EXERCISE =
Only a number is required: how many lines of the material contain the word "each"?

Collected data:
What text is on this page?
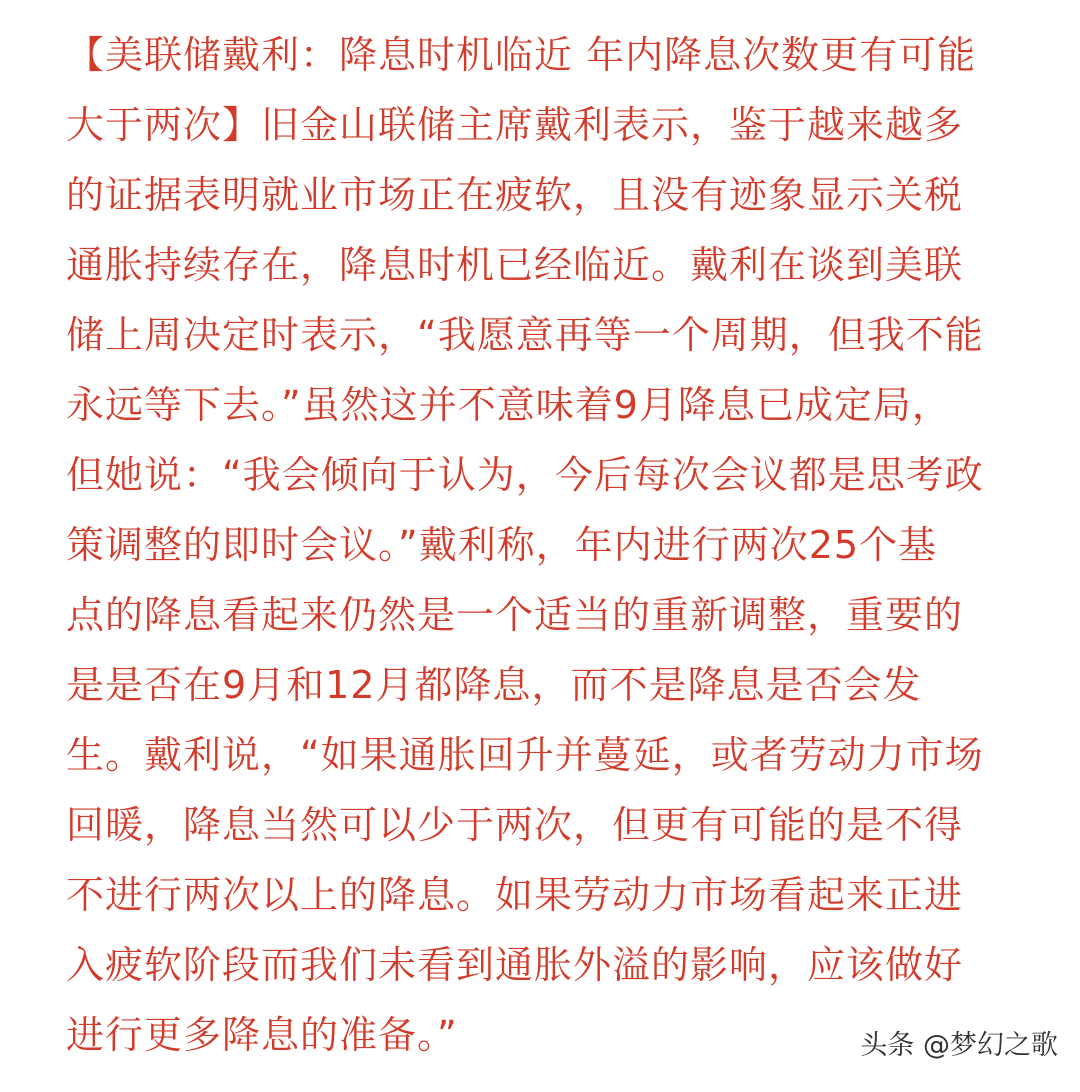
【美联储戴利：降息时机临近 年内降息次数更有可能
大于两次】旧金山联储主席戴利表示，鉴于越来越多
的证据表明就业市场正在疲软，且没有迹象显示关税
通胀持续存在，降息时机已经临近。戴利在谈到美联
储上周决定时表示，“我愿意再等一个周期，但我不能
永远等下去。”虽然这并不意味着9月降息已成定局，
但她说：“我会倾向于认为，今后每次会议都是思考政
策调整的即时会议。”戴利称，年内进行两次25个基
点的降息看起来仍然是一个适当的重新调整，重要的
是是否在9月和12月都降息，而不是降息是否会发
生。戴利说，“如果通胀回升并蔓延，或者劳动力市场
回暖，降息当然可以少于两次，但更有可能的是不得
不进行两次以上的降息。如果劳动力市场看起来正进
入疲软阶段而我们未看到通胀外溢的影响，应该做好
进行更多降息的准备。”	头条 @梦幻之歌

* * *

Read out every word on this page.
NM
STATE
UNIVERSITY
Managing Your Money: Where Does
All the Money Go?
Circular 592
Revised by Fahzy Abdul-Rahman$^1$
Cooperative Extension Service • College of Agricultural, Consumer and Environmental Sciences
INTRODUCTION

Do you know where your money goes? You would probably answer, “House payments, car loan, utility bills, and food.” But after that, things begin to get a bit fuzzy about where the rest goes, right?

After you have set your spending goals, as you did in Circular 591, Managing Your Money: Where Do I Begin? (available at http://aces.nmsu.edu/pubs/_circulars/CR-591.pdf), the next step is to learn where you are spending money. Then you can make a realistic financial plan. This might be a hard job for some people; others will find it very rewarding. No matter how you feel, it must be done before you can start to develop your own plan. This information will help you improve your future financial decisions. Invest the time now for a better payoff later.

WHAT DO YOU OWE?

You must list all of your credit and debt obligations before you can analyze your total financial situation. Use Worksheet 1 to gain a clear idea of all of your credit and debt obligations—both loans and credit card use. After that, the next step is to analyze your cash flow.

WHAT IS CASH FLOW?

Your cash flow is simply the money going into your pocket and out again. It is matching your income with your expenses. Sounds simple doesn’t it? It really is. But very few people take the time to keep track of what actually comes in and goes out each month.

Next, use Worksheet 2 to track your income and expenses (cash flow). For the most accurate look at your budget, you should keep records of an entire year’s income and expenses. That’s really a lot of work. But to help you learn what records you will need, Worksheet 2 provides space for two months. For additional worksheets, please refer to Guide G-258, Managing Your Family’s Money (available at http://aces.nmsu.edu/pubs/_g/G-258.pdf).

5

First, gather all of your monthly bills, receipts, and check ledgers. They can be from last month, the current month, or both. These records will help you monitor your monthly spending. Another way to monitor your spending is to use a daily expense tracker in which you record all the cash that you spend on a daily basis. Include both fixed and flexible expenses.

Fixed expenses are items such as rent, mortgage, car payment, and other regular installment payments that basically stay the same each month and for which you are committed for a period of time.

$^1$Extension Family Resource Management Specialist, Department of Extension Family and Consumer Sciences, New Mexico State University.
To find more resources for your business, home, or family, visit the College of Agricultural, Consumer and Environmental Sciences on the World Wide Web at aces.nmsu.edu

---

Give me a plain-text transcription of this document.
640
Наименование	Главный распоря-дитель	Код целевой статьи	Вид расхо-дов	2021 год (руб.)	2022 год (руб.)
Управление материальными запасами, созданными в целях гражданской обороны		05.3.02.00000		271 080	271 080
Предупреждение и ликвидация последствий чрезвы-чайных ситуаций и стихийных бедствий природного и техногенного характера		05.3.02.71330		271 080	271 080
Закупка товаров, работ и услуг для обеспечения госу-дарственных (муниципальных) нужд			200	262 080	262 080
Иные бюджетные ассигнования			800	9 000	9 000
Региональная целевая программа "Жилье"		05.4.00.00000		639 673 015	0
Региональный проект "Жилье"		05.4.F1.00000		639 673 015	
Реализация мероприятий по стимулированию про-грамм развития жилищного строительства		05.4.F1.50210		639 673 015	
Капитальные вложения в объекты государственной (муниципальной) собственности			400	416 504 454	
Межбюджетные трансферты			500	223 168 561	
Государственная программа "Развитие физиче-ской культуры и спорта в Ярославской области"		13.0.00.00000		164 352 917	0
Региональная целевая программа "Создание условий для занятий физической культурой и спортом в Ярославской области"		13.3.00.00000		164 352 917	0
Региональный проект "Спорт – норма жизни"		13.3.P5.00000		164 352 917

ANSWER TO THE PROBLEM =
2